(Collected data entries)
--- --- ---

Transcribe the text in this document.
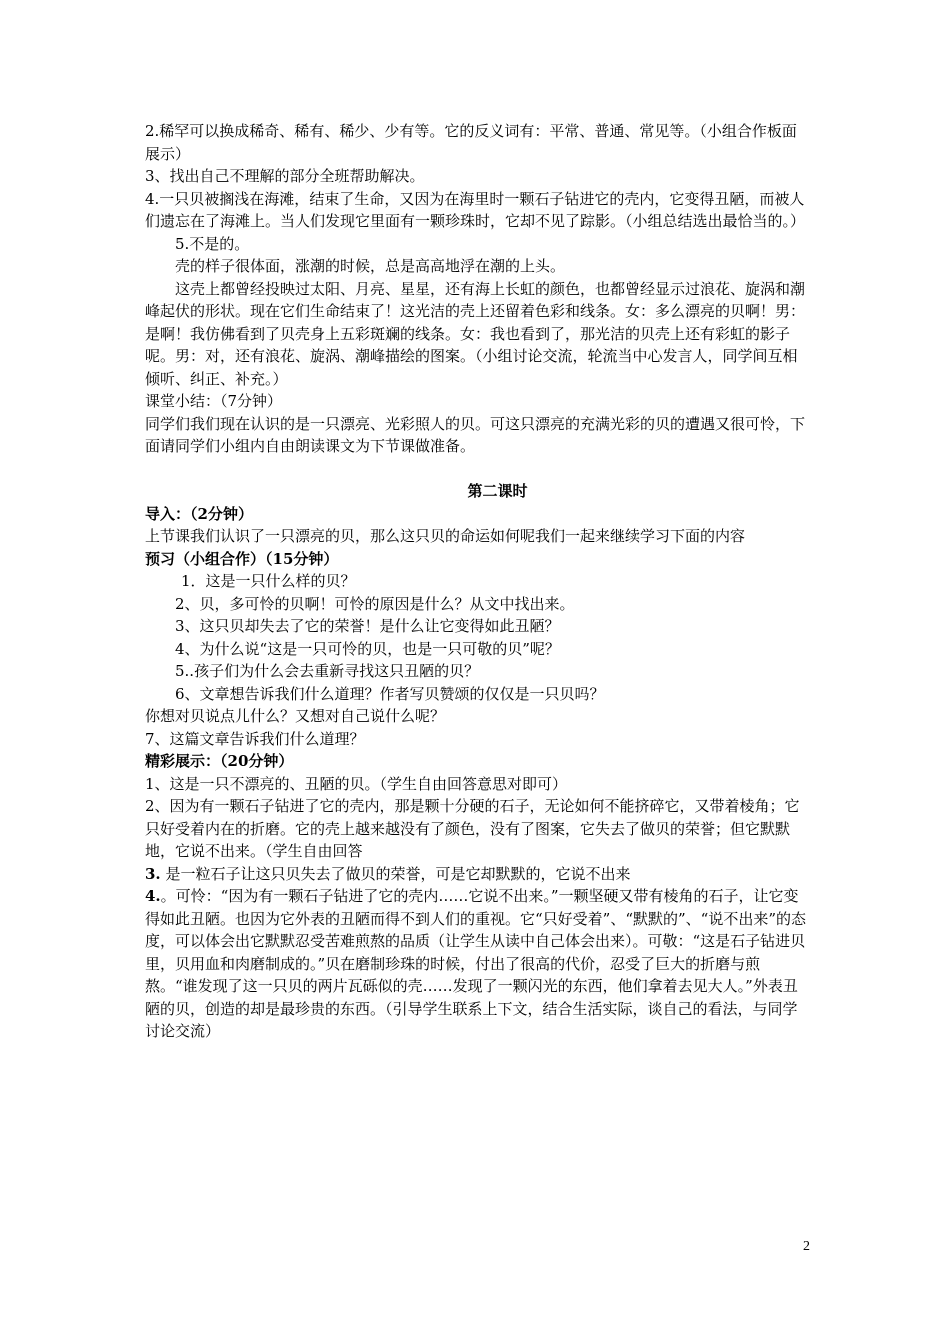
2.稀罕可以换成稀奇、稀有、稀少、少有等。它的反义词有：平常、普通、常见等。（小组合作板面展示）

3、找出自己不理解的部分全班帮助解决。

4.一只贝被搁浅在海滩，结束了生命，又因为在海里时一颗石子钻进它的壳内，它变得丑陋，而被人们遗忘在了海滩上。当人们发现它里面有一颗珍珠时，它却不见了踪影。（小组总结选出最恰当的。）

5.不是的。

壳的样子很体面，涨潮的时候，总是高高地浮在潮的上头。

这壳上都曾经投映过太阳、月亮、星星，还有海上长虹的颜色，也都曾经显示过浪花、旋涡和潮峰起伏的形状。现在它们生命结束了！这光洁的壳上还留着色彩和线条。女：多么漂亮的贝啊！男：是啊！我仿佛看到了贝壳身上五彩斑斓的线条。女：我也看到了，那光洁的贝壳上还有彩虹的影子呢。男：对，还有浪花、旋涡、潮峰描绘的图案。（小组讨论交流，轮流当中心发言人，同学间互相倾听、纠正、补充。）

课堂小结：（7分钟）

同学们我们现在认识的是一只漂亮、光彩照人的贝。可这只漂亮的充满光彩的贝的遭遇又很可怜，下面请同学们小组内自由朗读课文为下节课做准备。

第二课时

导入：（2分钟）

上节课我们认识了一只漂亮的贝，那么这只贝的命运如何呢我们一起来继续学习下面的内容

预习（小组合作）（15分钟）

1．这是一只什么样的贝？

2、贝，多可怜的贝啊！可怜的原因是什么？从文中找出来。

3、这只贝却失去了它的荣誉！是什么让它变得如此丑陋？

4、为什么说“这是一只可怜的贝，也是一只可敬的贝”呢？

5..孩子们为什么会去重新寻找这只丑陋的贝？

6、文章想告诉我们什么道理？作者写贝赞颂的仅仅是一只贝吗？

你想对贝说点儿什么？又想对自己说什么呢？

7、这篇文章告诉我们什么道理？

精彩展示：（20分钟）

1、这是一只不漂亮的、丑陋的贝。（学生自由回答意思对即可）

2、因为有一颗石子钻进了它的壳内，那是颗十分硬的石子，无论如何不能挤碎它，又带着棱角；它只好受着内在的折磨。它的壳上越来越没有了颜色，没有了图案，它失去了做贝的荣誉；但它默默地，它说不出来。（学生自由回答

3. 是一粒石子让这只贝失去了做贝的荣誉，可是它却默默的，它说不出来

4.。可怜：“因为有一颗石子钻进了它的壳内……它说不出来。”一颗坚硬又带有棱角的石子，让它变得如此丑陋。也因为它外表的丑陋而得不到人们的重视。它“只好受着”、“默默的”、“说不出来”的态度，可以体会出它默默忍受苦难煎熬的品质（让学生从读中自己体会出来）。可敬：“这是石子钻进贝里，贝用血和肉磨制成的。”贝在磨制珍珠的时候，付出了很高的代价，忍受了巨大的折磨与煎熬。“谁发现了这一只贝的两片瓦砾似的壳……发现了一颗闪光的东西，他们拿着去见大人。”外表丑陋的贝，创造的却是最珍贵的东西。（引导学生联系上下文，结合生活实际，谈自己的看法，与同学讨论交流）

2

--- --- ---

# Your objective
Go through the listing above and list every line that has the word "它说不出来".

# Output for this exercise
2、因为有一颗石子钻进了它的壳内，那是颗十分硬的石子，无论如何不能挤碎它，又带着棱角；它只好受着内在的折磨。它的壳上越来越没有了颜色，没有了图案，它失去了做贝的荣誉；但它默默地，它说不出来。（学生自由回答
3. 是一粒石子让这只贝失去了做贝的荣誉，可是它却默默的，它说不出来
4.。可怜：“因为有一颗石子钻进了它的壳内……它说不出来。”一颗坚硬又带有棱角的石子，让它变得如此丑陋。也因为它外表的丑陋而得不到人们的重视。它“只好受着”、“默默的”、“说不出来”的态度，可以体会出它默默忍受苦难煎熬的品质（让学生从读中自己体会出来）。可敬：“这是石子钻进贝里，贝用血和肉磨制成的。”贝在磨制珍珠的时候，付出了很高的代价，忍受了巨大的折磨与煎熬。“谁发现了这一只贝的两片瓦砾似的壳……发现了一颗闪光的东西，他们拿着去见大人。”外表丑陋的贝，创造的却是最珍贵的东西。（引导学生联系上下文，结合生活实际，谈自己的看法，与同学讨论交流）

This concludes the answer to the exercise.